EXERCISE AIM:
Write out the whole of the material exactly.

* start *

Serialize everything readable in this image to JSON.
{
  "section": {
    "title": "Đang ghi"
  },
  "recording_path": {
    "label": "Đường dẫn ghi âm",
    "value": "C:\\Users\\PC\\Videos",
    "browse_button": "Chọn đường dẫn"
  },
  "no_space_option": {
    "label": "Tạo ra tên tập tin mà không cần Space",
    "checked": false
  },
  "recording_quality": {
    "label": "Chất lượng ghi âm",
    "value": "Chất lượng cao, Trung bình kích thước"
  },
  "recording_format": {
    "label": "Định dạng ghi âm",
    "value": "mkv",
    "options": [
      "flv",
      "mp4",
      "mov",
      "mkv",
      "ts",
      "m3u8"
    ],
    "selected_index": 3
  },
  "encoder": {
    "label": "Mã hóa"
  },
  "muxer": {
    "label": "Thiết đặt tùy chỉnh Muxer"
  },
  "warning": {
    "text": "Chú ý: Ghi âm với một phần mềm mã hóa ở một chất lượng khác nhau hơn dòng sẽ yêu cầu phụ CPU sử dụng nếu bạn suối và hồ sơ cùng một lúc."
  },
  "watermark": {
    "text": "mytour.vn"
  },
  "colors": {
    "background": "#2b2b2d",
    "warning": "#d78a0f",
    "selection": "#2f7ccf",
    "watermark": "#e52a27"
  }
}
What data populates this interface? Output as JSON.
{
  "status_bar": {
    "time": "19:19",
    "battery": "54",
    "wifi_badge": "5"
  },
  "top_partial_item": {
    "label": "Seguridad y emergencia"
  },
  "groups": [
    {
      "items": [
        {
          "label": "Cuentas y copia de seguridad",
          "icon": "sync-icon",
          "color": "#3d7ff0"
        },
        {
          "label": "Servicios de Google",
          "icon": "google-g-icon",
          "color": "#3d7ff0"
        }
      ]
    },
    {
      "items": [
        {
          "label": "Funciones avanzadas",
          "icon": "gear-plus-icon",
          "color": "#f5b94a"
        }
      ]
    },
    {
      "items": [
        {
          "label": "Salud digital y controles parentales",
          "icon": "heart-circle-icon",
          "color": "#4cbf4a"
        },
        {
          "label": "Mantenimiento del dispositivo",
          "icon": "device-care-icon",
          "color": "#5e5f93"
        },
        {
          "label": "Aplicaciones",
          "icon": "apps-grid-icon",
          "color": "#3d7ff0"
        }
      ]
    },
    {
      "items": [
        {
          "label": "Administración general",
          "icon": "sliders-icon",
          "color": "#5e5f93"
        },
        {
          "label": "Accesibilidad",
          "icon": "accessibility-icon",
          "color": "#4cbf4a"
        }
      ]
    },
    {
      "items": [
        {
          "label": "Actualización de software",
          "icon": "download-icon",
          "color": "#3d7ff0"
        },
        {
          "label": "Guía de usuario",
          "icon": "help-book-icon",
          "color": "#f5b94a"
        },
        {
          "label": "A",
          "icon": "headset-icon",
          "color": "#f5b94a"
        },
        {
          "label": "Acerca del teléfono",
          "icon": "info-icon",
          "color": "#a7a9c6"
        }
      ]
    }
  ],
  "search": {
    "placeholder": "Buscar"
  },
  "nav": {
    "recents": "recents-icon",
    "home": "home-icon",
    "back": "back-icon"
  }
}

* end *

EXERCISE SOLUTION:
Serialize everything readable in this image to JSON.
{
  "section": {
    "title": "Đang ghi"
  },
  "recording_path": {
    "label": "Đường dẫn ghi âm",
    "value": "C:\\Users\\PC\\Videos",
    "browse_button": "Chọn đường dẫn"
  },
  "no_space_option": {
    "label": "Tạo ra tên tập tin mà không cần Space",
    "checked": false
  },
  "recording_quality": {
    "label": "Chất lượng ghi âm",
    "value": "Chất lượng cao, Trung bình kích thước"
  },
  "recording_format": {
    "label": "Định dạng ghi âm",
    "value": "mkv",
    "options": [
      "flv",
      "mp4",
      "mov",
      "mkv",
      "ts",
      "m3u8"
    ],
    "selected_index": 3
  },
  "encoder": {
    "label": "Mã hóa"
  },
  "muxer": {
    "label": "Thiết đặt tùy chỉnh Muxer"
  },
  "warning": {
    "text": "Chú ý: Ghi âm với một phần mềm mã hóa ở một chất lượng khác nhau hơn dòng sẽ yêu cầu phụ CPU sử dụng nếu bạn suối và hồ sơ cùng một lúc."
  },
  "watermark": {
    "text": "mytour.vn"
  },
  "colors": {
    "background": "#2b2b2d",
    "warning": "#d78a0f",
    "selection": "#2f7ccf",
    "watermark": "#e52a27"
  }
}
What data populates this interface? Output as JSON.
{
  "status_bar": {
    "time": "19:19",
    "battery": "54",
    "wifi_badge": "5"
  },
  "top_partial_item": {
    "label": "Seguridad y emergencia"
  },
  "groups": [
    {
      "items": [
        {
          "label": "Cuentas y copia de seguridad",
          "icon": "sync-icon",
          "color": "#3d7ff0"
        },
        {
          "label": "Servicios de Google",
          "icon": "google-g-icon",
          "color": "#3d7ff0"
        }
      ]
    },
    {
      "items": [
        {
          "label": "Funciones avanzadas",
          "icon": "gear-plus-icon",
          "color": "#f5b94a"
        }
      ]
    },
    {
      "items": [
        {
          "label": "Salud digital y controles parentales",
          "icon": "heart-circle-icon",
          "color": "#4cbf4a"
        },
        {
          "label": "Mantenimiento del dispositivo",
          "icon": "device-care-icon",
          "color": "#5e5f93"
        },
        {
          "label": "Aplicaciones",
          "icon": "apps-grid-icon",
          "color": "#3d7ff0"
        }
      ]
    },
    {
      "items": [
        {
          "label": "Administración general",
          "icon": "sliders-icon",
          "color": "#5e5f93"
        },
        {
          "label": "Accesibilidad",
          "icon": "accessibility-icon",
          "color": "#4cbf4a"
        }
      ]
    },
    {
      "items": [
        {
          "label": "Actualización de software",
          "icon": "download-icon",
          "color": "#3d7ff0"
        },
        {
          "label": "Guía de usuario",
          "icon": "help-book-icon",
          "color": "#f5b94a"
        },
        {
          "label": "A",
          "icon": "headset-icon",
          "color": "#f5b94a"
        },
        {
          "label": "Acerca del teléfono",
          "icon": "info-icon",
          "color": "#a7a9c6"
        }
      ]
    }
  ],
  "search": {
    "placeholder": "Buscar"
  },
  "nav": {
    "recents": "recents-icon",
    "home": "home-icon",
    "back": "back-icon"
  }
}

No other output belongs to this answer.